begin EXTRACTED DATA

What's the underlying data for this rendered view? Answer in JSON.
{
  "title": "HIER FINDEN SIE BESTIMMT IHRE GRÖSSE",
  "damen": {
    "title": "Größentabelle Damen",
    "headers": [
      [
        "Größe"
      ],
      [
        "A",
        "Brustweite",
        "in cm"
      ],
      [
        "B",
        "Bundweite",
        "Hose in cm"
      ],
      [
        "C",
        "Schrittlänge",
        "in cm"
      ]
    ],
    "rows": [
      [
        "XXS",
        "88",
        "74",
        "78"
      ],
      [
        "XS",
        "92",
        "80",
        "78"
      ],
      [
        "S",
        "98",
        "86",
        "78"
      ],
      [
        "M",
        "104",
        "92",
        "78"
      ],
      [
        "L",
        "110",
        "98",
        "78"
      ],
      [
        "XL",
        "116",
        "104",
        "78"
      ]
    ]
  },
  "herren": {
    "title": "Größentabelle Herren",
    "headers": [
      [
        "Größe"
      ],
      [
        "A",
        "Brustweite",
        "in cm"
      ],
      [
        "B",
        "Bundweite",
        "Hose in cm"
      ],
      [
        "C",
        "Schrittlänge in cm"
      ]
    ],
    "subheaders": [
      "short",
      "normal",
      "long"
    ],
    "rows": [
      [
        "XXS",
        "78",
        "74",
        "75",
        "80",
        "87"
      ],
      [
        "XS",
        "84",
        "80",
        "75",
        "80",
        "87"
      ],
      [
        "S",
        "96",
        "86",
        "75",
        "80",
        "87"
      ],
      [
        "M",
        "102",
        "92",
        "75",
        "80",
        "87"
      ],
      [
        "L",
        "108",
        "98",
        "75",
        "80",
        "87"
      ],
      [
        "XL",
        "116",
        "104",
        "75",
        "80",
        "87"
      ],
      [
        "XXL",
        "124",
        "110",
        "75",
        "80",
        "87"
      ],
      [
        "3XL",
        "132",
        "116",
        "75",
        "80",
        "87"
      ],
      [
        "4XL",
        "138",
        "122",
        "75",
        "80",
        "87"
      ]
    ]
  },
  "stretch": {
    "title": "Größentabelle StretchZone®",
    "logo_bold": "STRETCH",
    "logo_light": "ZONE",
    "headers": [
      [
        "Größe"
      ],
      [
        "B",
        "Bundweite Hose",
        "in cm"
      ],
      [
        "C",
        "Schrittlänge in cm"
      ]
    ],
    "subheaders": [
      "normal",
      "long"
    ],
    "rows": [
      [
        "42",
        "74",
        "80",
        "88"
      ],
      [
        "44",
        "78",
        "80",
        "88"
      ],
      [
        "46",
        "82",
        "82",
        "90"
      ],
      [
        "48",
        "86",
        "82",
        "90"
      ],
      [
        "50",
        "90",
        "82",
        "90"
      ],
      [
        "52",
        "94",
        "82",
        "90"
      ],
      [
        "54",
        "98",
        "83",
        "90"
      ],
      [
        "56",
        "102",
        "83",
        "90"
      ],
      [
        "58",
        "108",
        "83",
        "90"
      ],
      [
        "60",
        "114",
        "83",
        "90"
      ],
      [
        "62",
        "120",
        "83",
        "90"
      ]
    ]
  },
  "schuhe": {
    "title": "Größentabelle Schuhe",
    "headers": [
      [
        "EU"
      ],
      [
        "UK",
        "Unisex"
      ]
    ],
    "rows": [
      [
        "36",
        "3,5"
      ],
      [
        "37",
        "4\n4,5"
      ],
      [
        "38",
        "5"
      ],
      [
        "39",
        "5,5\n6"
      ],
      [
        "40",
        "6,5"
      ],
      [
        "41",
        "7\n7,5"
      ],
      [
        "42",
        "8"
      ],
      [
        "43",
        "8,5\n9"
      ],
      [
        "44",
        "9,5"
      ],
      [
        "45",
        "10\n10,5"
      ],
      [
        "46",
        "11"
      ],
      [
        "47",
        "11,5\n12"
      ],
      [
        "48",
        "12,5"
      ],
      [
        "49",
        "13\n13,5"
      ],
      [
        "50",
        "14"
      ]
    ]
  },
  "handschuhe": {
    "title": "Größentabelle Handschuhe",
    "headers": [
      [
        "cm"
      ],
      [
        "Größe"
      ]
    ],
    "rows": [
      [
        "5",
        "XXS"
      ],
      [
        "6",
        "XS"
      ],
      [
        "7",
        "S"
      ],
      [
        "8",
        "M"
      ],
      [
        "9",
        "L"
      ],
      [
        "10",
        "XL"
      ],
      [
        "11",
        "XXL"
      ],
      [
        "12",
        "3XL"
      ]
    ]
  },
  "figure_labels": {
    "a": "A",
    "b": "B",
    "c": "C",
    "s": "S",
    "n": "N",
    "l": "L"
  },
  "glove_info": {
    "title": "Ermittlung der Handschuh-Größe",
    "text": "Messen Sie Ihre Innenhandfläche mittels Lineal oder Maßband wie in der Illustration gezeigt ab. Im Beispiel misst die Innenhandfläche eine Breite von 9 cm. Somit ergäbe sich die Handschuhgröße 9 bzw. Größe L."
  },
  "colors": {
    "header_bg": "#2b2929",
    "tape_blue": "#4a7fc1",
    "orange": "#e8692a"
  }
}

end EXTRACTED DATA

▸ WHAT YOU ARE ASKED TO DO:
Every line of the records above needs to be given again exactly.

▸ CORRECT RESULT:
What's the underlying data for this rendered view? Answer in JSON.
{
  "title": "HIER FINDEN SIE BESTIMMT IHRE GRÖSSE",
  "damen": {
    "title": "Größentabelle Damen",
    "headers": [
      [
        "Größe"
      ],
      [
        "A",
        "Brustweite",
        "in cm"
      ],
      [
        "B",
        "Bundweite",
        "Hose in cm"
      ],
      [
        "C",
        "Schrittlänge",
        "in cm"
      ]
    ],
    "rows": [
      [
        "XXS",
        "88",
        "74",
        "78"
      ],
      [
        "XS",
        "92",
        "80",
        "78"
      ],
      [
        "S",
        "98",
        "86",
        "78"
      ],
      [
        "M",
        "104",
        "92",
        "78"
      ],
      [
        "L",
        "110",
        "98",
        "78"
      ],
      [
        "XL",
        "116",
        "104",
        "78"
      ]
    ]
  },
  "herren": {
    "title": "Größentabelle Herren",
    "headers": [
      [
        "Größe"
      ],
      [
        "A",
        "Brustweite",
        "in cm"
      ],
      [
        "B",
        "Bundweite",
        "Hose in cm"
      ],
      [
        "C",
        "Schrittlänge in cm"
      ]
    ],
    "subheaders": [
      "short",
      "normal",
      "long"
    ],
    "rows": [
      [
        "XXS",
        "78",
        "74",
        "75",
        "80",
        "87"
      ],
      [
        "XS",
        "84",
        "80",
        "75",
        "80",
        "87"
      ],
      [
        "S",
        "96",
        "86",
        "75",
        "80",
        "87"
      ],
      [
        "M",
        "102",
        "92",
        "75",
        "80",
        "87"
      ],
      [
        "L",
        "108",
        "98",
        "75",
        "80",
        "87"
      ],
      [
        "XL",
        "116",
        "104",
        "75",
        "80",
        "87"
      ],
      [
        "XXL",
        "124",
        "110",
        "75",
        "80",
        "87"
      ],
      [
        "3XL",
        "132",
        "116",
        "75",
        "80",
        "87"
      ],
      [
        "4XL",
        "138",
        "122",
        "75",
        "80",
        "87"
      ]
    ]
  },
  "stretch": {
    "title": "Größentabelle StretchZone®",
    "logo_bold": "STRETCH",
    "logo_light": "ZONE",
    "headers": [
      [
        "Größe"
      ],
      [
        "B",
        "Bundweite Hose",
        "in cm"
      ],
      [
        "C",
        "Schrittlänge in cm"
      ]
    ],
    "subheaders": [
      "normal",
      "long"
    ],
    "rows": [
      [
        "42",
        "74",
        "80",
        "88"
      ],
      [
        "44",
        "78",
        "80",
        "88"
      ],
      [
        "46",
        "82",
        "82",
        "90"
      ],
      [
        "48",
        "86",
        "82",
        "90"
      ],
      [
        "50",
        "90",
        "82",
        "90"
      ],
      [
        "52",
        "94",
        "82",
        "90"
      ],
      [
        "54",
        "98",
        "83",
        "90"
      ],
      [
        "56",
        "102",
        "83",
        "90"
      ],
      [
        "58",
        "108",
        "83",
        "90"
      ],
      [
        "60",
        "114",
        "83",
        "90"
      ],
      [
        "62",
        "120",
        "83",
        "90"
      ]
    ]
  },
  "schuhe": {
    "title": "Größentabelle Schuhe",
    "headers": [
      [
        "EU"
      ],
      [
        "UK",
        "Unisex"
      ]
    ],
    "rows": [
      [
        "36",
        "3,5"
      ],
      [
        "37",
        "4\n4,5"
      ],
      [
        "38",
        "5"
      ],
      [
        "39",
        "5,5\n6"
      ],
      [
        "40",
        "6,5"
      ],
      [
        "41",
        "7\n7,5"
      ],
      [
        "42",
        "8"
      ],
      [
        "43",
        "8,5\n9"
      ],
      [
        "44",
        "9,5"
      ],
      [
        "45",
        "10\n10,5"
      ],
      [
        "46",
        "11"
      ],
      [
        "47",
        "11,5\n12"
      ],
      [
        "48",
        "12,5"
      ],
      [
        "49",
        "13\n13,5"
      ],
      [
        "50",
        "14"
      ]
    ]
  },
  "handschuhe": {
    "title": "Größentabelle Handschuhe",
    "headers": [
      [
        "cm"
      ],
      [
        "Größe"
      ]
    ],
    "rows": [
      [
        "5",
        "XXS"
      ],
      [
        "6",
        "XS"
      ],
      [
        "7",
        "S"
      ],
      [
        "8",
        "M"
      ],
      [
        "9",
        "L"
      ],
      [
        "10",
        "XL"
      ],
      [
        "11",
        "XXL"
      ],
      [
        "12",
        "3XL"
      ]
    ]
  },
  "figure_labels": {
    "a": "A",
    "b": "B",
    "c": "C",
    "s": "S",
    "n": "N",
    "l": "L"
  },
  "glove_info": {
    "title": "Ermittlung der Handschuh-Größe",
    "text": "Messen Sie Ihre Innenhandfläche mittels Lineal oder Maßband wie in der Illustration gezeigt ab. Im Beispiel misst die Innenhandfläche eine Breite von 9 cm. Somit ergäbe sich die Handschuhgröße 9 bzw. Größe L."
  },
  "colors": {
    "header_bg": "#2b2929",
    "tape_blue": "#4a7fc1",
    "orange": "#e8692a"
  }
}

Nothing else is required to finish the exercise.